## Begin Material to process

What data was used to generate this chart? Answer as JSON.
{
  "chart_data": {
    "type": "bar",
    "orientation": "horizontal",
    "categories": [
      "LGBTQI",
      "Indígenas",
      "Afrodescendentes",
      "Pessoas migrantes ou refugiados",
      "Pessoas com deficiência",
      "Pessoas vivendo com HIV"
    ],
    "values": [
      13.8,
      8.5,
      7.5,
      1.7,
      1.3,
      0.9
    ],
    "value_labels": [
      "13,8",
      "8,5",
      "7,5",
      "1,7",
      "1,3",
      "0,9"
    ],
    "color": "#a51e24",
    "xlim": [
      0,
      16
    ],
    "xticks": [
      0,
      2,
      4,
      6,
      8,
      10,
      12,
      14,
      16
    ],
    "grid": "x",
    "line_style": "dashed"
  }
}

## End Material to process

Lines containing the word "Pessoas" must all be returned from the material above.

» **Response**
      "Pessoas migrantes ou refugiados",
      "Pessoas com deficiência",
      "Pessoas vivendo com HIV"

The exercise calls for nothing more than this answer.